◆ Written request: Write out every entry exactly as it stands.
○ ○ ○ ○
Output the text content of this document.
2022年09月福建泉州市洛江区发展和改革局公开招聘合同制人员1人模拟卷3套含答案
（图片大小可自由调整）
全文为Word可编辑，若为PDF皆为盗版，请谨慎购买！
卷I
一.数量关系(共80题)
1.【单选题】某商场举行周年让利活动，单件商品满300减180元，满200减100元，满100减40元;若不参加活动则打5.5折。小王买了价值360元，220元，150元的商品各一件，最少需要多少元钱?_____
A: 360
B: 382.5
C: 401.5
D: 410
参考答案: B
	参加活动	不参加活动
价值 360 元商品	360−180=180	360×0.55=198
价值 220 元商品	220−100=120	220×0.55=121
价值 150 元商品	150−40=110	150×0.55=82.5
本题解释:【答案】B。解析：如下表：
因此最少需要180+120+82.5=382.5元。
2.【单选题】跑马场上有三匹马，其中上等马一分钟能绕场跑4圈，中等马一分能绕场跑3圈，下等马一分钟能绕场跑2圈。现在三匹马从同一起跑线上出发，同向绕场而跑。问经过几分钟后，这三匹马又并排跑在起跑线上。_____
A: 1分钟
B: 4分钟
○ ○ ○ ○
◆ Reply:
Output the text content of this document.
2022年09月福建泉州市洛江区发展和改革局公开招聘合同制人员1人模拟卷3套含答案
（图片大小可自由调整）
全文为Word可编辑，若为PDF皆为盗版，请谨慎购买！
卷I
一.数量关系(共80题)
1.【单选题】某商场举行周年让利活动，单件商品满300减180元，满200减100元，满100减40元;若不参加活动则打5.5折。小王买了价值360元，220元，150元的商品各一件，最少需要多少元钱?_____
A: 360
B: 382.5
C: 401.5
D: 410
参考答案: B
	参加活动	不参加活动
价值 360 元商品	360−180=180	360×0.55=198
价值 220 元商品	220−100=120	220×0.55=121
价值 150 元商品	150−40=110	150×0.55=82.5
本题解释:【答案】B。解析：如下表：
因此最少需要180+120+82.5=382.5元。
2.【单选题】跑马场上有三匹马，其中上等马一分钟能绕场跑4圈，中等马一分能绕场跑3圈，下等马一分钟能绕场跑2圈。现在三匹马从同一起跑线上出发，同向绕场而跑。问经过几分钟后，这三匹马又并排跑在起跑线上。_____
A: 1分钟
B: 4分钟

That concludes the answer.